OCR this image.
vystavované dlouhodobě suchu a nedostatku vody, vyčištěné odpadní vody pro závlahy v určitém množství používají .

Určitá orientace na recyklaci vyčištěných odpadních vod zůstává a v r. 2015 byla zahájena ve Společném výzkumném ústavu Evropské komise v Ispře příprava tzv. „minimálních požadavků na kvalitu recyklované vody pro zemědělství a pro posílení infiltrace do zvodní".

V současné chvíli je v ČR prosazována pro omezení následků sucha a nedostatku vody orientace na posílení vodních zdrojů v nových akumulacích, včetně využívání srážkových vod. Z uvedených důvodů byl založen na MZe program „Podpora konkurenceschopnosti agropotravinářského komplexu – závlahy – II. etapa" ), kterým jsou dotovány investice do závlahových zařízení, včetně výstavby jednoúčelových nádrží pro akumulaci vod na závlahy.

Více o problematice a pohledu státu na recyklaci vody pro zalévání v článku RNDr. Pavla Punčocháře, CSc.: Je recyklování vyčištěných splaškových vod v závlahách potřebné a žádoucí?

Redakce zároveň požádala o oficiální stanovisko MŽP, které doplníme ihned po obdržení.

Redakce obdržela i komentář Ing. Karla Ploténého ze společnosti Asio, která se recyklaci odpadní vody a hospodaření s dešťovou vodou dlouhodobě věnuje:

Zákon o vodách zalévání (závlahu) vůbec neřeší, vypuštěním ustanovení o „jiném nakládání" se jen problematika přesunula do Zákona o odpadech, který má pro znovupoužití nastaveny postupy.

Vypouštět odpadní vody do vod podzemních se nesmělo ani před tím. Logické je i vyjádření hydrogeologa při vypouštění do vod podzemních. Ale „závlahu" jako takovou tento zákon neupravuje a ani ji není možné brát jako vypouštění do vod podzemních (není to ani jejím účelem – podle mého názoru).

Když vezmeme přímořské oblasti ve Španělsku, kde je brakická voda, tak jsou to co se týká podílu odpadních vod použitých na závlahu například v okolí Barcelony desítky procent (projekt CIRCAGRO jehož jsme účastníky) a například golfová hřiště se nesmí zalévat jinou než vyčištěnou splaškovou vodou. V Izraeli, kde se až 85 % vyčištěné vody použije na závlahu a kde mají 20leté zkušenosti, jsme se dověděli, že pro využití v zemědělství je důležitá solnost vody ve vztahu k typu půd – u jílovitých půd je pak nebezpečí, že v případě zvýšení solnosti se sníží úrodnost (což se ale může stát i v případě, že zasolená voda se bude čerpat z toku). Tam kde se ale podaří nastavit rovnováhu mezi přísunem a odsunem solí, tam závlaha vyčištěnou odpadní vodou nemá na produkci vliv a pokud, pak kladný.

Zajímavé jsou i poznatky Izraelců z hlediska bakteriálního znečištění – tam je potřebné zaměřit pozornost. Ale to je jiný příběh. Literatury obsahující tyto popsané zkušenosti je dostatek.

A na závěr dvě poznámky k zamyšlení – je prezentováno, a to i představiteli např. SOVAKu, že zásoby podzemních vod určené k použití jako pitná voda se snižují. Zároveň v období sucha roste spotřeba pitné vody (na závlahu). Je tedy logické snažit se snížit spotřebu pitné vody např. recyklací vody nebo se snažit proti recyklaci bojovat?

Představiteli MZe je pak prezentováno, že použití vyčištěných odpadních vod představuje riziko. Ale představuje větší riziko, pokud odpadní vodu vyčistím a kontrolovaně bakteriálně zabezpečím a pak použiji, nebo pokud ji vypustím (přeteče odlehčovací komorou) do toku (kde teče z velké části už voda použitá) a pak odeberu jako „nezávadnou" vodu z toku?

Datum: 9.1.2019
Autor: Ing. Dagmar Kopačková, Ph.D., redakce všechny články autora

= = = = =

**Task to complete**
Set down each entry again, unchanged.

**Reply**
OCR this image.
vystavované dlouhodobě suchu a nedostatku vody, vyčištěné odpadní vody pro závlahy v určitém množství používají .

Určitá orientace na recyklaci vyčištěných odpadních vod zůstává a v r. 2015 byla zahájena ve Společném výzkumném ústavu Evropské komise v Ispře příprava tzv. „minimálních požadavků na kvalitu recyklované vody pro zemědělství a pro posílení infiltrace do zvodní".

V současné chvíli je v ČR prosazována pro omezení následků sucha a nedostatku vody orientace na posílení vodních zdrojů v nových akumulacích, včetně využívání srážkových vod. Z uvedených důvodů byl založen na MZe program „Podpora konkurenceschopnosti agropotravinářského komplexu – závlahy – II. etapa" ), kterým jsou dotovány investice do závlahových zařízení, včetně výstavby jednoúčelových nádrží pro akumulaci vod na závlahy.

Více o problematice a pohledu státu na recyklaci vody pro zalévání v článku RNDr. Pavla Punčocháře, CSc.: Je recyklování vyčištěných splaškových vod v závlahách potřebné a žádoucí?

Redakce zároveň požádala o oficiální stanovisko MŽP, které doplníme ihned po obdržení.

Redakce obdržela i komentář Ing. Karla Ploténého ze společnosti Asio, která se recyklaci odpadní vody a hospodaření s dešťovou vodou dlouhodobě věnuje:

Zákon o vodách zalévání (závlahu) vůbec neřeší, vypuštěním ustanovení o „jiném nakládání" se jen problematika přesunula do Zákona o odpadech, který má pro znovupoužití nastaveny postupy.

Vypouštět odpadní vody do vod podzemních se nesmělo ani před tím. Logické je i vyjádření hydrogeologa při vypouštění do vod podzemních. Ale „závlahu" jako takovou tento zákon neupravuje a ani ji není možné brát jako vypouštění do vod podzemních (není to ani jejím účelem – podle mého názoru).

Když vezmeme přímořské oblasti ve Španělsku, kde je brakická voda, tak jsou to co se týká podílu odpadních vod použitých na závlahu například v okolí Barcelony desítky procent (projekt CIRCAGRO jehož jsme účastníky) a například golfová hřiště se nesmí zalévat jinou než vyčištěnou splaškovou vodou. V Izraeli, kde se až 85 % vyčištěné vody použije na závlahu a kde mají 20leté zkušenosti, jsme se dověděli, že pro využití v zemědělství je důležitá solnost vody ve vztahu k typu půd – u jílovitých půd je pak nebezpečí, že v případě zvýšení solnosti se sníží úrodnost (což se ale může stát i v případě, že zasolená voda se bude čerpat z toku). Tam kde se ale podaří nastavit rovnováhu mezi přísunem a odsunem solí, tam závlaha vyčištěnou odpadní vodou nemá na produkci vliv a pokud, pak kladný.

Zajímavé jsou i poznatky Izraelců z hlediska bakteriálního znečištění – tam je potřebné zaměřit pozornost. Ale to je jiný příběh. Literatury obsahující tyto popsané zkušenosti je dostatek.

A na závěr dvě poznámky k zamyšlení – je prezentováno, a to i představiteli např. SOVAKu, že zásoby podzemních vod určené k použití jako pitná voda se snižují. Zároveň v období sucha roste spotřeba pitné vody (na závlahu). Je tedy logické snažit se snížit spotřebu pitné vody např. recyklací vody nebo se snažit proti recyklaci bojovat?

Představiteli MZe je pak prezentováno, že použití vyčištěných odpadních vod představuje riziko. Ale představuje větší riziko, pokud odpadní vodu vyčistím a kontrolovaně bakteriálně zabezpečím a pak použiji, nebo pokud ji vypustím (přeteče odlehčovací komorou) do toku (kde teče z velké části už voda použitá) a pak odeberu jako „nezávadnou" vodu z toku?

Datum: 9.1.2019
Autor: Ing. Dagmar Kopačková, Ph.D., redakce všechny články autora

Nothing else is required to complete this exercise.